## Text
This article was written a number of years ago and by chance never ended up published to the best of my knowledge. I was paid my kill fee and moved on.
I thought it might be of interest to my blog readers — imagine a city-sanctioned red light district in Dallas, Texas …
“Frogtown”
By David Kirkpatrick
“The City of Dallas approves ordinance to OK prostitution” — a headline you expect never to read? It probably didn’t make the papers of the day, but in 1910 that headline would be correct.
Dallas was a bustling city in the early 20th century with many similarities to the Dallas of today. The earlier burg was full of commerce and civic activity, and was a transportation hub. Darwin Payne, professor emeritus, SMU, and author of several books on Dallas, opens “Big D: Triumphs and Troubles of an American Supercity in the 20th Century,” with a quote that could apply today. Payne writes, “In 1907 a local businessman rendered this thumbnail portrait of Dallas: ‘A city of skyscrapers, resounding with the roar of trade.’” But the Dallas of 100 years ago had one thing today’s city does not — Frogtown, a red light district that operated within shouting distance of the Old Red Courthouse, Dallas’ civic center at the time, with the full blessing of the city’s leadership.(head below the fold for the rest of the story)

## Actions to take
a - Summarize the article on Frogtown in two sentences.
b - According to the article on Frogtown, what building was the district located near?
c - Return the passage of the article on Frogtown from "This article was" to "would be correct.", copied word for word.

## Provided records
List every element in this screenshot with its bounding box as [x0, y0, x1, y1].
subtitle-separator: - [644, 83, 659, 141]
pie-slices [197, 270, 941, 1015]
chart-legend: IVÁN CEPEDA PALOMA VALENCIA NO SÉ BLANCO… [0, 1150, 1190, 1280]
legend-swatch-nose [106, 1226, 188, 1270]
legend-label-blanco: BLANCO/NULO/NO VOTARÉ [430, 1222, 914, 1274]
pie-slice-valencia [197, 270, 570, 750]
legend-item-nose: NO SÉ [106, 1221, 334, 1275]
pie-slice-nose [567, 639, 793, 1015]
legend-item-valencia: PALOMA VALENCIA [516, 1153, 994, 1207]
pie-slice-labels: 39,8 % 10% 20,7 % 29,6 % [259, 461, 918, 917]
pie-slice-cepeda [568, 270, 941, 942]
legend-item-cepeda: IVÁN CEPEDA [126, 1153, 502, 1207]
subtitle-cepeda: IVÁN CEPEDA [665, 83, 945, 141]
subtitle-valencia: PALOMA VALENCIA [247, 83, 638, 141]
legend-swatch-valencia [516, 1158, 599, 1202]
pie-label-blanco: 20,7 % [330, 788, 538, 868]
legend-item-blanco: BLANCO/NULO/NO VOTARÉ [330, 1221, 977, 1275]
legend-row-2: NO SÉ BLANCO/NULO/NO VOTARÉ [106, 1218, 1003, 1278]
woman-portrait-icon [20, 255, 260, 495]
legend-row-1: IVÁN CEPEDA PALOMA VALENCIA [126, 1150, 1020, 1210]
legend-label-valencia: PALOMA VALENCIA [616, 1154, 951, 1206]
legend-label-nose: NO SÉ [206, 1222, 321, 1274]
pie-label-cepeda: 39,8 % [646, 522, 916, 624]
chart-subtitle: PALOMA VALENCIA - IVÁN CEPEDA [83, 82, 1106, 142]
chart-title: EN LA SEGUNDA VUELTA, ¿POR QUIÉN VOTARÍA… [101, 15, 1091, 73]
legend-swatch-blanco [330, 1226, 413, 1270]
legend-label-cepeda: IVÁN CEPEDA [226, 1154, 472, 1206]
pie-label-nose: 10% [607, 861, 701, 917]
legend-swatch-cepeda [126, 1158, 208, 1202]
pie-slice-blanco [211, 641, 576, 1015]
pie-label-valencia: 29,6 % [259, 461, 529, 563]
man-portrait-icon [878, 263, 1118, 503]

## Completed exercise
a - An article that was never published, for which the writer received a kill fee, reports that in 1910 Dallas approved an ordinance to allow prostitution. Early 20th-century Dallas was a busy center of commerce and transportation, but unlike the city today it had Frogtown, a red light district near the Old Red Courthouse that operated with the full blessing of the city's leadership.

b - It was within shouting distance of the Old Red Courthouse, which was Dallas' civic center at the time.

c -
This article was written a number of years ago and by chance never ended up published to the best of my knowledge. I was paid my kill fee and moved on.
I thought it might be of interest to my blog readers — imagine a city-sanctioned red light district in Dallas, Texas …
“Frogtown”
By David Kirkpatrick
“The City of Dallas approves ordinance to OK prostitution” — a headline you expect never to read? It probably didn’t make the papers of the day, but in 1910 that headline would be correct.